[[ RECORD EXTRACTS, beginning ]]

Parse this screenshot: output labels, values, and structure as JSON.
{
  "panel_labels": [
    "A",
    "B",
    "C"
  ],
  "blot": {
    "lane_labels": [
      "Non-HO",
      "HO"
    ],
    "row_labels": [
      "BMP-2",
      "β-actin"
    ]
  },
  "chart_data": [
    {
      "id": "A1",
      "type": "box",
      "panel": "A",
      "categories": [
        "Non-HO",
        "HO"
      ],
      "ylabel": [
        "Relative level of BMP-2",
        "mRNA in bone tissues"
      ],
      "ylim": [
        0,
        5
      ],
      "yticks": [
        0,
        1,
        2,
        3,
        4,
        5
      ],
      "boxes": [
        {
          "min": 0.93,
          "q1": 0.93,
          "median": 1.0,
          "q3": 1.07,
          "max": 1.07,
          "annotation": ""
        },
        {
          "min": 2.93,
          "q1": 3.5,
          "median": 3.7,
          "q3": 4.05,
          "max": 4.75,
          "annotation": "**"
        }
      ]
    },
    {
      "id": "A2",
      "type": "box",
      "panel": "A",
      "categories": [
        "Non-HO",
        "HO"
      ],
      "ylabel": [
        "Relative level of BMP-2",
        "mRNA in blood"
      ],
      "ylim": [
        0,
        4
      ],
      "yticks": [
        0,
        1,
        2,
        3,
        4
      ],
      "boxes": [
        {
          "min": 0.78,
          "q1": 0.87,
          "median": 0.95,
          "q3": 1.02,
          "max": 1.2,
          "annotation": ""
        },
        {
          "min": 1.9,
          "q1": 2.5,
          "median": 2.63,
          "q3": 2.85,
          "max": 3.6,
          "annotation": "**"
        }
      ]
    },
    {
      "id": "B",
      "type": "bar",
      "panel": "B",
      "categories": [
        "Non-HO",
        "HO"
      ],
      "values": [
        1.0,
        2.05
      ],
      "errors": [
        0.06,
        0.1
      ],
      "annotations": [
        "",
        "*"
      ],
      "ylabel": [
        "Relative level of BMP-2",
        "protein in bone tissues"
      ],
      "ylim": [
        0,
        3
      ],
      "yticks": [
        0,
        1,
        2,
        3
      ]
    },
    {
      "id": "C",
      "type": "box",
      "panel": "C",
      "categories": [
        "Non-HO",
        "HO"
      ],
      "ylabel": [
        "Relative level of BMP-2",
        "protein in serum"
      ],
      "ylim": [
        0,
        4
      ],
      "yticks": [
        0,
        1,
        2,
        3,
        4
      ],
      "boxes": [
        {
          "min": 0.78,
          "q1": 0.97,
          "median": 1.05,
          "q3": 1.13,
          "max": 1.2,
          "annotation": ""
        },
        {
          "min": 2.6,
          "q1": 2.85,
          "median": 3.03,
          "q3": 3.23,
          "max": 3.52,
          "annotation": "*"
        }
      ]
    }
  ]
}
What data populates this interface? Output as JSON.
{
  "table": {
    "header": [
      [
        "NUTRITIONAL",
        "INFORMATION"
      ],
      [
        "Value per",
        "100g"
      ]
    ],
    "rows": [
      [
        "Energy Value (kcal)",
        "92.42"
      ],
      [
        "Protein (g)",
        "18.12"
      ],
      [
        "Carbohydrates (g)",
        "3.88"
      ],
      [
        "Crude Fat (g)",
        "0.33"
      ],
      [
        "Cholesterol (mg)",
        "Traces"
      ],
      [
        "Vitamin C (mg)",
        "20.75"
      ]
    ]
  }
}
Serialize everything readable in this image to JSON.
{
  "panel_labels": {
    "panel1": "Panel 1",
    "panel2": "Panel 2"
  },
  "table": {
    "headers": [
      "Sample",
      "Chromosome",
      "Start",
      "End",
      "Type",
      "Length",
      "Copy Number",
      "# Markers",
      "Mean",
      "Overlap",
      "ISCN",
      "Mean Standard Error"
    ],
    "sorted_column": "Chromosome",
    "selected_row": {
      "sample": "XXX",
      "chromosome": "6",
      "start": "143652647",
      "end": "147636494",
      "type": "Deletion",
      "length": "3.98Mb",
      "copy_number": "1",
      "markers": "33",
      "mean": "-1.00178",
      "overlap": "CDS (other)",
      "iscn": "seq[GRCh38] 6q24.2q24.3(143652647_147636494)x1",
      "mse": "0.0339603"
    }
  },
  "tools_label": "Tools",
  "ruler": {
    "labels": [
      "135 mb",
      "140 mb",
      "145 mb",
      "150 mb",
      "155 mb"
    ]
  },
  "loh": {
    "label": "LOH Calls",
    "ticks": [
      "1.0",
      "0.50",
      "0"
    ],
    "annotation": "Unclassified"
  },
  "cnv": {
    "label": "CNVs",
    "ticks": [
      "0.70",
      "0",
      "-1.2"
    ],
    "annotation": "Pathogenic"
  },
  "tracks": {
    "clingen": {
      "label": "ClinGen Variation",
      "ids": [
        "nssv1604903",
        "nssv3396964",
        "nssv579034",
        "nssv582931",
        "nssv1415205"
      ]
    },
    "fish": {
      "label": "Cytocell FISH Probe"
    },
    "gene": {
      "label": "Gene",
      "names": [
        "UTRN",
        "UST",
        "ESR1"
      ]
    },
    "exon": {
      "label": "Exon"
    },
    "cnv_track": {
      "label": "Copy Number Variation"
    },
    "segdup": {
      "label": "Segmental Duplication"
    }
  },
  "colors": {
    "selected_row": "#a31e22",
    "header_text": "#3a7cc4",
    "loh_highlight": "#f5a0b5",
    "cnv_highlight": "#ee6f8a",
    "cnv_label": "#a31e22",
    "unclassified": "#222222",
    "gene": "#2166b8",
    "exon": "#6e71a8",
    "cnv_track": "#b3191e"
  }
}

[[ RECORD EXTRACTS, end ]]

- _WORK REQUIRED_:
Nothing in the material may change; reproduce it all.

- _REPLY TO THE TASK_:
Parse this screenshot: output labels, values, and structure as JSON.
{
  "panel_labels": [
    "A",
    "B",
    "C"
  ],
  "blot": {
    "lane_labels": [
      "Non-HO",
      "HO"
    ],
    "row_labels": [
      "BMP-2",
      "β-actin"
    ]
  },
  "chart_data": [
    {
      "id": "A1",
      "type": "box",
      "panel": "A",
      "categories": [
        "Non-HO",
        "HO"
      ],
      "ylabel": [
        "Relative level of BMP-2",
        "mRNA in bone tissues"
      ],
      "ylim": [
        0,
        5
      ],
      "yticks": [
        0,
        1,
        2,
        3,
        4,
        5
      ],
      "boxes": [
        {
          "min": 0.93,
          "q1": 0.93,
          "median": 1.0,
          "q3": 1.07,
          "max": 1.07,
          "annotation": ""
        },
        {
          "min": 2.93,
          "q1": 3.5,
          "median": 3.7,
          "q3": 4.05,
          "max": 4.75,
          "annotation": "**"
        }
      ]
    },
    {
      "id": "A2",
      "type": "box",
      "panel": "A",
      "categories": [
        "Non-HO",
        "HO"
      ],
      "ylabel": [
        "Relative level of BMP-2",
        "mRNA in blood"
      ],
      "ylim": [
        0,
        4
      ],
      "yticks": [
        0,
        1,
        2,
        3,
        4
      ],
      "boxes": [
        {
          "min": 0.78,
          "q1": 0.87,
          "median": 0.95,
          "q3": 1.02,
          "max": 1.2,
          "annotation": ""
        },
        {
          "min": 1.9,
          "q1": 2.5,
          "median": 2.63,
          "q3": 2.85,
          "max": 3.6,
          "annotation": "**"
        }
      ]
    },
    {
      "id": "B",
      "type": "bar",
      "panel": "B",
      "categories": [
        "Non-HO",
        "HO"
      ],
      "values": [
        1.0,
        2.05
      ],
      "errors": [
        0.06,
        0.1
      ],
      "annotations": [
        "",
        "*"
      ],
      "ylabel": [
        "Relative level of BMP-2",
        "protein in bone tissues"
      ],
      "ylim": [
        0,
        3
      ],
      "yticks": [
        0,
        1,
        2,
        3
      ]
    },
    {
      "id": "C",
      "type": "box",
      "panel": "C",
      "categories": [
        "Non-HO",
        "HO"
      ],
      "ylabel": [
        "Relative level of BMP-2",
        "protein in serum"
      ],
      "ylim": [
        0,
        4
      ],
      "yticks": [
        0,
        1,
        2,
        3,
        4
      ],
      "boxes": [
        {
          "min": 0.78,
          "q1": 0.97,
          "median": 1.05,
          "q3": 1.13,
          "max": 1.2,
          "annotation": ""
        },
        {
          "min": 2.6,
          "q1": 2.85,
          "median": 3.03,
          "q3": 3.23,
          "max": 3.52,
          "annotation": "*"
        }
      ]
    }
  ]
}
What data populates this interface? Output as JSON.
{
  "table": {
    "header": [
      [
        "NUTRITIONAL",
        "INFORMATION"
      ],
      [
        "Value per",
        "100g"
      ]
    ],
    "rows": [
      [
        "Energy Value (kcal)",
        "92.42"
      ],
      [
        "Protein (g)",
        "18.12"
      ],
      [
        "Carbohydrates (g)",
        "3.88"
      ],
      [
        "Crude Fat (g)",
        "0.33"
      ],
      [
        "Cholesterol (mg)",
        "Traces"
      ],
      [
        "Vitamin C (mg)",
        "20.75"
      ]
    ]
  }
}
Serialize everything readable in this image to JSON.
{
  "panel_labels": {
    "panel1": "Panel 1",
    "panel2": "Panel 2"
  },
  "table": {
    "headers": [
      "Sample",
      "Chromosome",
      "Start",
      "End",
      "Type",
      "Length",
      "Copy Number",
      "# Markers",
      "Mean",
      "Overlap",
      "ISCN",
      "Mean Standard Error"
    ],
    "sorted_column": "Chromosome",
    "selected_row": {
      "sample": "XXX",
      "chromosome": "6",
      "start": "143652647",
      "end": "147636494",
      "type": "Deletion",
      "length": "3.98Mb",
      "copy_number": "1",
      "markers": "33",
      "mean": "-1.00178",
      "overlap": "CDS (other)",
      "iscn": "seq[GRCh38] 6q24.2q24.3(143652647_147636494)x1",
      "mse": "0.0339603"
    }
  },
  "tools_label": "Tools",
  "ruler": {
    "labels": [
      "135 mb",
      "140 mb",
      "145 mb",
      "150 mb",
      "155 mb"
    ]
  },
  "loh": {
    "label": "LOH Calls",
    "ticks": [
      "1.0",
      "0.50",
      "0"
    ],
    "annotation": "Unclassified"
  },
  "cnv": {
    "label": "CNVs",
    "ticks": [
      "0.70",
      "0",
      "-1.2"
    ],
    "annotation": "Pathogenic"
  },
  "tracks": {
    "clingen": {
      "label": "ClinGen Variation",
      "ids": [
        "nssv1604903",
        "nssv3396964",
        "nssv579034",
        "nssv582931",
        "nssv1415205"
      ]
    },
    "fish": {
      "label": "Cytocell FISH Probe"
    },
    "gene": {
      "label": "Gene",
      "names": [
        "UTRN",
        "UST",
        "ESR1"
      ]
    },
    "exon": {
      "label": "Exon"
    },
    "cnv_track": {
      "label": "Copy Number Variation"
    },
    "segdup": {
      "label": "Segmental Duplication"
    }
  },
  "colors": {
    "selected_row": "#a31e22",
    "header_text": "#3a7cc4",
    "loh_highlight": "#f5a0b5",
    "cnv_highlight": "#ee6f8a",
    "cnv_label": "#a31e22",
    "unclassified": "#222222",
    "gene": "#2166b8",
    "exon": "#6e71a8",
    "cnv_track": "#b3191e"
  }
}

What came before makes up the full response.